## СТРАНИЦА

На каком же языке говорили эти пришельцы? Вроде бы выше мы упоминали о французском языке. На деле все оказывается не так просто. Здесь мы воспользуемся материалом из книги В. А. Звегинцева «Очерки по общему языкознанию»: «Взяв произвольные 1000 французских слов, вошедших в английский язык после норманнского завоевания, О. Есперсен208 распределил их по периодам проникновения в английский язык. Получилась такая картина:

 

до 1050 года… 2 1301–1350… 120 1601–1650… 69
1051–1100… 2 1351–1400… 180 1651–1700… 33
1101–1150 … 1 1401–1450… 70 1701–1750… 24
1151–1200… 15 1451–1500… 76 1751–1800… 16
1201–1250… 64 1501–1550… 84 1801–1850… 23
1251–1300… 127 1551–1600… 91 1851–1900… 2

Данные весьма поучительные». Действительно, вышеприведенная информация заставляет крепко задуматься, особенно при том, что в 1362 г. судопроизводство в Англии было переведено на английский, т. к. французский язык оказался слишком мало известен.

Дело, некоторым образом, запутывается.

Здесь неплохо было бы немного вспомнить историю. Норманны отправились на завоевание Англии в 1066 году, и получается, что за первые сто лет своего пребывания в Англии их язык практически не взаимодействовал с туземным. Причем нельзя однозначно утверждать, что данные норманны говорили на каком-либо из скандинавских диалектов. Во-первых. До вторжения в Англию они более ста лет проживали в Нормандии, которую отвоевали у французской короны. Завоевание Нормандии было закреплено договором между Карлом Простоватым и вождем норманнов Ролло в 911 году. За сто лет своего пребывания на континенте вояки Ролло должны были несколько «офранцузиться», если, конечно, так можно выразиться. Кроме того, именно скандинавское нашествие было успешно отражено 25 сентября 1066 г. при Стамфорд-Бридж (близ английского города Йорка). В этот день англосаксонское войско Гарольда II Годвинсона разгромило высадившихся в Британии норвежцев во главе с Харальдом Сигурдарсоном Суровым. Но уже через девятнадцать дней, 14 октября, англичане потерпели поражение при Гастингсе, столкнувшись с армией Вильгельма Завоевателя. Во-вторых. Общепринято считать норманнов Вильгельма скандинавами, однако, как отмечает историк английского языка К. Бруннер: «Трудно определить влияние скандинавского завоевания на развитие морфологической системы английского языка. Общая тенденция к отпадению падежных окончаний, проявившаяся в первую очередь в северной и восточной Англии, возможно, была обусловлена этим влиянием: при усвоении языка другим народом появляется обычно тенденция упростить падежные окончания. Но доказать скандинавское влияние на отдельные проявления этой тенденции к упрощению и унификации невозможно»209.

Между тем стоит задаться одним вопросом. Если не находится веских доказательств в пользу образования норман-пиджина из французского и скандинавских языков, то нельзя ли предположить его образование из другого языка-основы? Хотя бы просто предположить. В следующей главе мы поговорим на эту тему.

Списки координат рамок
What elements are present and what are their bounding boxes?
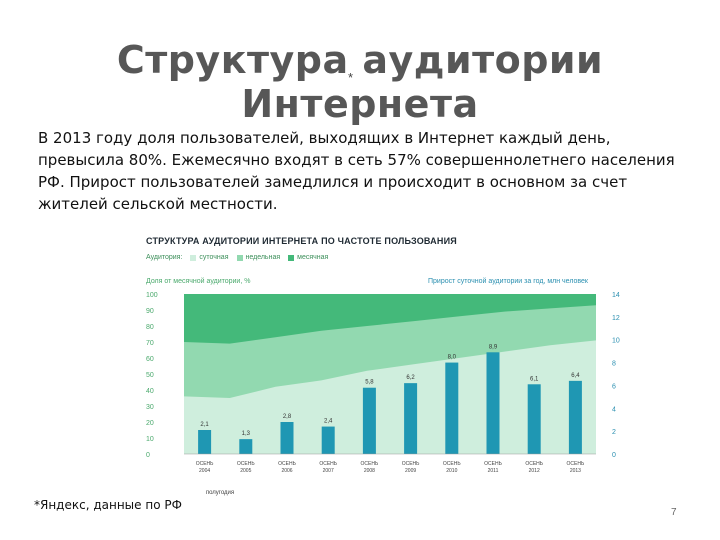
right-tick-label: 2 xyxy=(612,429,616,436)
x-tick-label: 2011 xyxy=(488,468,499,474)
right-axis-caption: Прирост суточной аудитории за год, млн ч… xyxy=(428,278,588,285)
x-tick-label: ОСЕНЬ xyxy=(319,461,337,467)
left-tick-label: 50 xyxy=(146,372,154,379)
x-tick-label: 2013 xyxy=(570,468,581,474)
left-tick-label: 90 xyxy=(146,308,154,315)
bar xyxy=(280,422,294,454)
bar xyxy=(445,362,459,454)
page-number: 7 xyxy=(671,507,677,518)
x-tick-label: 2008 xyxy=(364,468,375,474)
chart-title: СТРУКТУРА АУДИТОРИИ ИНТЕРНЕТА ПО ЧАСТОТЕ… xyxy=(146,236,457,246)
left-tick-label: 30 xyxy=(146,404,154,411)
x-tick-label: ОСЕНЬ xyxy=(237,461,255,467)
x-tick-label: 2009 xyxy=(405,468,416,474)
legend-caption: Аудитория: xyxy=(146,254,183,261)
bar xyxy=(486,352,500,454)
footnote: *Яндекс, данные по РФ xyxy=(34,498,182,512)
x-tick-label: ОСЕНЬ xyxy=(278,461,296,467)
right-tick-label: 10 xyxy=(612,338,620,345)
left-tick-label: 60 xyxy=(146,356,154,363)
left-tick-label: 80 xyxy=(146,324,154,331)
legend-swatch-weekly xyxy=(236,254,243,261)
bar-data-label: 6,4 xyxy=(571,373,580,379)
slide-title: Структура аудитории Интернета xyxy=(116,38,604,126)
chart-plot: 1009080706050403020100141210864202,11,32… xyxy=(146,292,620,496)
left-tick-label: 70 xyxy=(146,340,154,347)
bar xyxy=(321,426,335,454)
x-tick-label: ОСЕНЬ xyxy=(484,461,502,467)
x-tick-label: ОСЕНЬ xyxy=(361,461,379,467)
right-tick-label: 4 xyxy=(612,406,616,413)
legend-label-weekly: недельная xyxy=(245,254,281,261)
bar-data-label: 8,9 xyxy=(489,344,498,350)
x-tick-label: 2004 xyxy=(199,468,210,474)
right-tick-label: 6 xyxy=(612,383,616,390)
bar xyxy=(404,383,418,454)
x-tick-label: 2005 xyxy=(240,468,251,474)
right-tick-label: 0 xyxy=(612,452,616,459)
bar xyxy=(362,387,376,454)
bar-data-label: 2,4 xyxy=(324,419,333,425)
left-tick-label: 0 xyxy=(146,452,150,459)
bar xyxy=(527,384,541,454)
right-tick-label: 12 xyxy=(612,315,620,322)
x-tick-label: 2010 xyxy=(446,468,457,474)
left-tick-label: 20 xyxy=(146,420,154,427)
legend-label-monthly: месячная xyxy=(297,254,329,261)
x-tick-label: ОСЕНЬ xyxy=(402,461,420,467)
legend-label-daily: суточная xyxy=(199,254,229,261)
left-tick-label: 100 xyxy=(146,292,158,299)
x-tick-label: ОСЕНЬ xyxy=(567,461,585,467)
bar-data-label: 1,3 xyxy=(242,431,251,437)
lead-paragraph: В 2013 году доля пользователей, выходящи… xyxy=(38,129,675,213)
left-tick-label: 10 xyxy=(146,436,154,443)
x-tick-label: ОСЕНЬ xyxy=(196,461,214,467)
x-tick-label: ОСЕНЬ xyxy=(443,461,461,467)
x-tick-label: ОСЕНЬ xyxy=(525,461,543,467)
legend-swatch-monthly xyxy=(288,254,295,261)
chart-legend: Аудитория: суточная недельная месячная xyxy=(146,254,328,261)
title-footnote-marker: * xyxy=(348,70,354,85)
bar-data-label: 8,0 xyxy=(448,355,457,361)
bar-data-label: 6,1 xyxy=(530,376,539,382)
x-tick-label: 2012 xyxy=(529,468,540,474)
bar xyxy=(568,380,582,454)
bar-data-label: 5,8 xyxy=(365,380,374,386)
left-axis-caption: Доля от месячной аудитории, % xyxy=(146,278,251,285)
bar-data-label: 2,8 xyxy=(283,414,292,420)
bar xyxy=(198,430,212,454)
x-tick-label: 2006 xyxy=(281,468,292,474)
audience-chart: 100 90 80 70 60 50 40 30 20 10 0 14 12 10 8 6 4 2 0 2,1 1,3 2… xyxy=(140,230,620,500)
right-tick-label: 14 xyxy=(612,292,620,299)
bar xyxy=(239,439,253,454)
legend-swatch-daily xyxy=(190,254,197,261)
bottom-axis-caption: полугодия xyxy=(206,490,234,496)
right-tick-label: 8 xyxy=(612,361,616,368)
left-tick-label: 40 xyxy=(146,388,154,395)
bar-data-label: 6,2 xyxy=(406,375,415,381)
x-tick-label: 2007 xyxy=(323,468,334,474)
bar-data-label: 2,1 xyxy=(200,422,209,428)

## ЗАДАНИЕ
Процитируйте отрывок текста о норманнском завоевании Англии от слов «до 1050 года…» до слов «слишком мало известен.» включительно.

## ОТВЕТ
до 1050 года… 2 1301–1350… 120 1601–1650… 69
1051–1100… 2 1351–1400… 180 1651–1700… 33
1101–1150 … 1 1401–1450… 70 1701–1750… 24
1151–1200… 15 1451–1500… 76 1751–1800… 16
1201–1250… 64 1501–1550… 84 1801–1850… 23
1251–1300… 127 1551–1600… 91 1851–1900… 2

Данные весьма поучительные». Действительно, вышеприведенная информация заставляет крепко задуматься, особенно при том, что в 1362 г. судопроизводство в Англии было переведено на английский, т. к. французский язык оказался слишком мало известен.